• **Instructions for the task**:
Take the listing and print it in full, exactly as given.
begin Material
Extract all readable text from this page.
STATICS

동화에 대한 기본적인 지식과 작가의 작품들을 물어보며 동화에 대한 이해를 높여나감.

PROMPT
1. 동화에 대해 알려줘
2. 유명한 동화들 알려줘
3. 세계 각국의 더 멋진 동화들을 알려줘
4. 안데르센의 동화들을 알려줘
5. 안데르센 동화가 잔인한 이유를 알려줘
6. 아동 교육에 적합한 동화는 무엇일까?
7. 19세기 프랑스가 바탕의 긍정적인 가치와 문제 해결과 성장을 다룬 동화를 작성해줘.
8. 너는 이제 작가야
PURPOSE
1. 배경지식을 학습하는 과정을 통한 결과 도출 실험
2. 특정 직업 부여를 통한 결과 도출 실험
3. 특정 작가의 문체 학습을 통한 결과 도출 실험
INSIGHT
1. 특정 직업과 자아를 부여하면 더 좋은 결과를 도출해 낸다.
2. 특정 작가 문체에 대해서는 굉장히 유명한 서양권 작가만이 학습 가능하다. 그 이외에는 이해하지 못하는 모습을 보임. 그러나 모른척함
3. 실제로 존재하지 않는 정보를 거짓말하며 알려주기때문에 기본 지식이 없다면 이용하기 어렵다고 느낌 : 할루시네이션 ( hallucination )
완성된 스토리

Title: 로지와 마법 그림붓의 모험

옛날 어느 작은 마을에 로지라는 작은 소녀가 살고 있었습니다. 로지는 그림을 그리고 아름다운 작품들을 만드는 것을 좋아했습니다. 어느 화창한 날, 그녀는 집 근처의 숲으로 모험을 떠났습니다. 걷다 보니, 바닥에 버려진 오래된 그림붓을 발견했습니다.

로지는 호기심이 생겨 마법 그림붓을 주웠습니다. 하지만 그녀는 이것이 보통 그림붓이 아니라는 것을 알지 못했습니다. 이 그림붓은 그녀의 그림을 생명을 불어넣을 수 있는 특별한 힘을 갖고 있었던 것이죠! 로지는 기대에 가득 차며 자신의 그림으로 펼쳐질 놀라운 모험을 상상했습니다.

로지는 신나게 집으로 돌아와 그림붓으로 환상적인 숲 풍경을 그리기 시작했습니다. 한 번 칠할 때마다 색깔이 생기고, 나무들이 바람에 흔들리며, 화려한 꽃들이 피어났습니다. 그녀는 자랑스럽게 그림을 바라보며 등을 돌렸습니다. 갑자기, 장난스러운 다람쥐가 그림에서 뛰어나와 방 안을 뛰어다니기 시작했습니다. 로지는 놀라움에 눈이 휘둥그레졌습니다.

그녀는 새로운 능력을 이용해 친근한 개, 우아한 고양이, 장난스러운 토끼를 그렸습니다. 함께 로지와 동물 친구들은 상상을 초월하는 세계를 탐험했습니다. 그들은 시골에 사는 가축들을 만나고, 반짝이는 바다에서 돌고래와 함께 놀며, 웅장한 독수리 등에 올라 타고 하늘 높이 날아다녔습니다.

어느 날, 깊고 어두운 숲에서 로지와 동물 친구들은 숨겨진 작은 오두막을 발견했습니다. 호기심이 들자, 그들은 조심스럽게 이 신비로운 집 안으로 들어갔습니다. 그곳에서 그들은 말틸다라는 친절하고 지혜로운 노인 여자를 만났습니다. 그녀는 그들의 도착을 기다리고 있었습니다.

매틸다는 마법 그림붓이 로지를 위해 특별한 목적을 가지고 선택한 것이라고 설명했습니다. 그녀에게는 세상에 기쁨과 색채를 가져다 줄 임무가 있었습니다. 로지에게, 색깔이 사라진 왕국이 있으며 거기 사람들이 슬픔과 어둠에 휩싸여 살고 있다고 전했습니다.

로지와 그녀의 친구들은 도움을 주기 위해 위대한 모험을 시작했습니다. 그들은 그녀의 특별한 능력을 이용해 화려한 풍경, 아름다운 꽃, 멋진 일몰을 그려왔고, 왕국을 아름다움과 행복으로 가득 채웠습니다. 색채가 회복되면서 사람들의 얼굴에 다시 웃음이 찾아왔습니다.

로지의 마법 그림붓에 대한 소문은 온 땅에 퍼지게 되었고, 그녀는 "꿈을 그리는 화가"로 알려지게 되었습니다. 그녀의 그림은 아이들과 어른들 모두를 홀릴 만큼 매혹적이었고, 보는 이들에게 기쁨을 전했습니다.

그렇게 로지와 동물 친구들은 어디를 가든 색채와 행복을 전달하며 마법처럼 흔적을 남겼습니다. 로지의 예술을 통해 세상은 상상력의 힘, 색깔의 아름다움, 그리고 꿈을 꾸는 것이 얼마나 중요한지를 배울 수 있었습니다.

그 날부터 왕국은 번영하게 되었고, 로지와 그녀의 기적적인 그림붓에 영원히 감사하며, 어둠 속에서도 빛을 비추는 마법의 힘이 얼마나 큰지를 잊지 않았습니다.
end Material
• **Full output**:
Extract all readable text from this page.
STATICS

동화에 대한 기본적인 지식과 작가의 작품들을 물어보며 동화에 대한 이해를 높여나감.

PROMPT
1. 동화에 대해 알려줘
2. 유명한 동화들 알려줘
3. 세계 각국의 더 멋진 동화들을 알려줘
4. 안데르센의 동화들을 알려줘
5. 안데르센 동화가 잔인한 이유를 알려줘
6. 아동 교육에 적합한 동화는 무엇일까?
7. 19세기 프랑스가 바탕의 긍정적인 가치와 문제 해결과 성장을 다룬 동화를 작성해줘.
8. 너는 이제 작가야
PURPOSE
1. 배경지식을 학습하는 과정을 통한 결과 도출 실험
2. 특정 직업 부여를 통한 결과 도출 실험
3. 특정 작가의 문체 학습을 통한 결과 도출 실험
INSIGHT
1. 특정 직업과 자아를 부여하면 더 좋은 결과를 도출해 낸다.
2. 특정 작가 문체에 대해서는 굉장히 유명한 서양권 작가만이 학습 가능하다. 그 이외에는 이해하지 못하는 모습을 보임. 그러나 모른척함
3. 실제로 존재하지 않는 정보를 거짓말하며 알려주기때문에 기본 지식이 없다면 이용하기 어렵다고 느낌 : 할루시네이션 ( hallucination )
완성된 스토리

Title: 로지와 마법 그림붓의 모험

옛날 어느 작은 마을에 로지라는 작은 소녀가 살고 있었습니다. 로지는 그림을 그리고 아름다운 작품들을 만드는 것을 좋아했습니다. 어느 화창한 날, 그녀는 집 근처의 숲으로 모험을 떠났습니다. 걷다 보니, 바닥에 버려진 오래된 그림붓을 발견했습니다.

로지는 호기심이 생겨 마법 그림붓을 주웠습니다. 하지만 그녀는 이것이 보통 그림붓이 아니라는 것을 알지 못했습니다. 이 그림붓은 그녀의 그림을 생명을 불어넣을 수 있는 특별한 힘을 갖고 있었던 것이죠! 로지는 기대에 가득 차며 자신의 그림으로 펼쳐질 놀라운 모험을 상상했습니다.

로지는 신나게 집으로 돌아와 그림붓으로 환상적인 숲 풍경을 그리기 시작했습니다. 한 번 칠할 때마다 색깔이 생기고, 나무들이 바람에 흔들리며, 화려한 꽃들이 피어났습니다. 그녀는 자랑스럽게 그림을 바라보며 등을 돌렸습니다. 갑자기, 장난스러운 다람쥐가 그림에서 뛰어나와 방 안을 뛰어다니기 시작했습니다. 로지는 놀라움에 눈이 휘둥그레졌습니다.

그녀는 새로운 능력을 이용해 친근한 개, 우아한 고양이, 장난스러운 토끼를 그렸습니다. 함께 로지와 동물 친구들은 상상을 초월하는 세계를 탐험했습니다. 그들은 시골에 사는 가축들을 만나고, 반짝이는 바다에서 돌고래와 함께 놀며, 웅장한 독수리 등에 올라 타고 하늘 높이 날아다녔습니다.

어느 날, 깊고 어두운 숲에서 로지와 동물 친구들은 숨겨진 작은 오두막을 발견했습니다. 호기심이 들자, 그들은 조심스럽게 이 신비로운 집 안으로 들어갔습니다. 그곳에서 그들은 말틸다라는 친절하고 지혜로운 노인 여자를 만났습니다. 그녀는 그들의 도착을 기다리고 있었습니다.

매틸다는 마법 그림붓이 로지를 위해 특별한 목적을 가지고 선택한 것이라고 설명했습니다. 그녀에게는 세상에 기쁨과 색채를 가져다 줄 임무가 있었습니다. 로지에게, 색깔이 사라진 왕국이 있으며 거기 사람들이 슬픔과 어둠에 휩싸여 살고 있다고 전했습니다.

로지와 그녀의 친구들은 도움을 주기 위해 위대한 모험을 시작했습니다. 그들은 그녀의 특별한 능력을 이용해 화려한 풍경, 아름다운 꽃, 멋진 일몰을 그려왔고, 왕국을 아름다움과 행복으로 가득 채웠습니다. 색채가 회복되면서 사람들의 얼굴에 다시 웃음이 찾아왔습니다.

로지의 마법 그림붓에 대한 소문은 온 땅에 퍼지게 되었고, 그녀는 "꿈을 그리는 화가"로 알려지게 되었습니다. 그녀의 그림은 아이들과 어른들 모두를 홀릴 만큼 매혹적이었고, 보는 이들에게 기쁨을 전했습니다.

그렇게 로지와 동물 친구들은 어디를 가든 색채와 행복을 전달하며 마법처럼 흔적을 남겼습니다. 로지의 예술을 통해 세상은 상상력의 힘, 색깔의 아름다움, 그리고 꿈을 꾸는 것이 얼마나 중요한지를 배울 수 있었습니다.

그 날부터 왕국은 번영하게 되었고, 로지와 그녀의 기적적인 그림붓에 영원히 감사하며, 어둠 속에서도 빛을 비추는 마법의 힘이 얼마나 큰지를 잊지 않았습니다.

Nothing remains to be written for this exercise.